PROBLEM: Every line below that contains "Tropopause" is to be copied.

* Start RECORDS PROVIDED *

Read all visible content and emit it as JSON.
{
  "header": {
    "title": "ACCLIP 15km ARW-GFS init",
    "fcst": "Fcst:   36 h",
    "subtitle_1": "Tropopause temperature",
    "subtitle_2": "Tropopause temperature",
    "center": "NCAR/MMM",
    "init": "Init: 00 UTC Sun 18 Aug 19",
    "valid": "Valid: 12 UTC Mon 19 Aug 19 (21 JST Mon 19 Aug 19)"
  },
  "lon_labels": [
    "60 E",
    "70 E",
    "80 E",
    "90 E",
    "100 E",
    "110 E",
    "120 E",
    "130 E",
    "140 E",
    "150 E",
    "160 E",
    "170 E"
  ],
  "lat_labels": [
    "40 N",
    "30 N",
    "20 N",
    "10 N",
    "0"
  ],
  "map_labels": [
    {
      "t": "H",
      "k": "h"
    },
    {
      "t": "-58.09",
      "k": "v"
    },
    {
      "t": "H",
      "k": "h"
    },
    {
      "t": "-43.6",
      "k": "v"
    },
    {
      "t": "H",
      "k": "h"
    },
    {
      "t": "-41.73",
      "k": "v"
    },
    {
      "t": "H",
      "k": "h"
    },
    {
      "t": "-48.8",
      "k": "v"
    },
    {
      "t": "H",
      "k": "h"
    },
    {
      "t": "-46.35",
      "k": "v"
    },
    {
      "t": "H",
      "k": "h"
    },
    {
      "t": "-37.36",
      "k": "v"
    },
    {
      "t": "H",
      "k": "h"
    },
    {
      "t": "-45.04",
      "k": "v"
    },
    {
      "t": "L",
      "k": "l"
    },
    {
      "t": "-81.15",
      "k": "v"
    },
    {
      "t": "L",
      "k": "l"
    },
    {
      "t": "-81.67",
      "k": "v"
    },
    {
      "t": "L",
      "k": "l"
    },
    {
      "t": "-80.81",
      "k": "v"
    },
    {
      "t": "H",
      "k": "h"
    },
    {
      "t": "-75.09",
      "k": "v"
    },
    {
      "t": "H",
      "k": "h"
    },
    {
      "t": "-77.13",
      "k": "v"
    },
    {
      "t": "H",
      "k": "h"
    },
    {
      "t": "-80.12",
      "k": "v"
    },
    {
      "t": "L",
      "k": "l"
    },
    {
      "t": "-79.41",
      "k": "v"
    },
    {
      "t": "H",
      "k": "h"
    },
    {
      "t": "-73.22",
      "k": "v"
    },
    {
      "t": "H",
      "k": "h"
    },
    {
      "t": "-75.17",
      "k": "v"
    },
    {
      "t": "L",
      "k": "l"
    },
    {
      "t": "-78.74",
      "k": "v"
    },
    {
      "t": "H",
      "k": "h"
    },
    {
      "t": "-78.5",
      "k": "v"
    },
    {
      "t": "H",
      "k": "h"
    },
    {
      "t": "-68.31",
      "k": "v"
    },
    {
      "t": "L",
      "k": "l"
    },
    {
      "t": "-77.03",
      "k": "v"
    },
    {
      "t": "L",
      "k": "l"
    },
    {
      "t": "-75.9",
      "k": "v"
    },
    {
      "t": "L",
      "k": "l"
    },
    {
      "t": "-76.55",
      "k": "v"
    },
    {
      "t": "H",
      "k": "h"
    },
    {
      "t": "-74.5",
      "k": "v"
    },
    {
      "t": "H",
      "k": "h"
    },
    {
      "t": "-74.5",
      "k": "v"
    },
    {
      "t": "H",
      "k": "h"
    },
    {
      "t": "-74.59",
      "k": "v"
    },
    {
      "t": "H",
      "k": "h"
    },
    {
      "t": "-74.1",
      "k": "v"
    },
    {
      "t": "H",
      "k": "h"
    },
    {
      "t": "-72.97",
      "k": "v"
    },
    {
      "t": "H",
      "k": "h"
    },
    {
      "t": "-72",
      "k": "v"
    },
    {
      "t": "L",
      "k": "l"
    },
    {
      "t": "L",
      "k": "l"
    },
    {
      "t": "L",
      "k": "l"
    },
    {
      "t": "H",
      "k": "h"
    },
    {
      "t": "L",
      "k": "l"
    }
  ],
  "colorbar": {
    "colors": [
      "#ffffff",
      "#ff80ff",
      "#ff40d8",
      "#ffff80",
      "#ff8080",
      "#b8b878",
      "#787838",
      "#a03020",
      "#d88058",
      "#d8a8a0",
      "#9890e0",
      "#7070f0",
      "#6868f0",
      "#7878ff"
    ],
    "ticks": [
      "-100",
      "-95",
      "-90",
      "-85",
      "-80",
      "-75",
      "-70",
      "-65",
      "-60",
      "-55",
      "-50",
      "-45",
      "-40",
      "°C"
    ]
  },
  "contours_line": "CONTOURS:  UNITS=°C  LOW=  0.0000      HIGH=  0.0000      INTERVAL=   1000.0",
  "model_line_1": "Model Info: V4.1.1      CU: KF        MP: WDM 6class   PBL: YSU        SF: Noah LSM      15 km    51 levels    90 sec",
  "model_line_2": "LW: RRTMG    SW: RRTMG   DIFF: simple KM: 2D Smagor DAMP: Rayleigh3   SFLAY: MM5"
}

* End RECORDS PROVIDED *

TASK RESPONSE:
    "subtitle_1": "Tropopause temperature",
    "subtitle_2": "Tropopause temperature",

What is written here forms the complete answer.